Data records
━━━━━━━━━━━━━━━━

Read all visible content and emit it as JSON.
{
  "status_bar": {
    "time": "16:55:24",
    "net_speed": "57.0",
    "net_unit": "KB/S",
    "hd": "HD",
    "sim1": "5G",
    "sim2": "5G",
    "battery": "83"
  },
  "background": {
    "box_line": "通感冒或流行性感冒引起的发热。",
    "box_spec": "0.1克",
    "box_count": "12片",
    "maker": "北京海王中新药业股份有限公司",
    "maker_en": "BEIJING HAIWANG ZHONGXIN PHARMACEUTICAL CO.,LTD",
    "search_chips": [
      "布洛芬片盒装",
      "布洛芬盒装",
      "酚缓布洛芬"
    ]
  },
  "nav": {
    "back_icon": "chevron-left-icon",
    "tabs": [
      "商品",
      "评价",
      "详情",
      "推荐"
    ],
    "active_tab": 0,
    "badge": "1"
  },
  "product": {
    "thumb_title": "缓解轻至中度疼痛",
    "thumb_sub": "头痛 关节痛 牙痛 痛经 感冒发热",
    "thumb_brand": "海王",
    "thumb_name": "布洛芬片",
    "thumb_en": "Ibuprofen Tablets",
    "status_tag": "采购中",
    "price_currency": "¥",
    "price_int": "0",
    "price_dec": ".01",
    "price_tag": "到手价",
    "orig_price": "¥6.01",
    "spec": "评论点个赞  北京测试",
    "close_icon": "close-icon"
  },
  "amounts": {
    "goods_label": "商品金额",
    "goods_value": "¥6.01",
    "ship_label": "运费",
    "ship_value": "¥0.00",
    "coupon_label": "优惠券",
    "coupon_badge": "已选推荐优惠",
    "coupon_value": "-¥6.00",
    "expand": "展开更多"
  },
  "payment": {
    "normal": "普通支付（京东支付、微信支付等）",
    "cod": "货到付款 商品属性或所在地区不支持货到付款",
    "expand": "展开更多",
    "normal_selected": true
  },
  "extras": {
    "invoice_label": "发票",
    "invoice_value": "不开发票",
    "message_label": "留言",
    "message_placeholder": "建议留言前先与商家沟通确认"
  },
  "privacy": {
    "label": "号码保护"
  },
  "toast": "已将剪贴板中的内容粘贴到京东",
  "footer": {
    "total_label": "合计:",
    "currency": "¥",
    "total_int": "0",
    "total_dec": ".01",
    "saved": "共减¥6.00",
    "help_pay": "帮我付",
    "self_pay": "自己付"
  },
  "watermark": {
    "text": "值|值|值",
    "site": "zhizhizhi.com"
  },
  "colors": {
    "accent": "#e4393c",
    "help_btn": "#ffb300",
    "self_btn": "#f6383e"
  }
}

━━━━━━━━━━━━━━━━

• _WHAT THE EXERCISE ASKS_:
Show the lines that mention the word "icon".

• _TASK RESPONSE_:
    "back_icon": "chevron-left-icon",
    "close_icon": "close-icon"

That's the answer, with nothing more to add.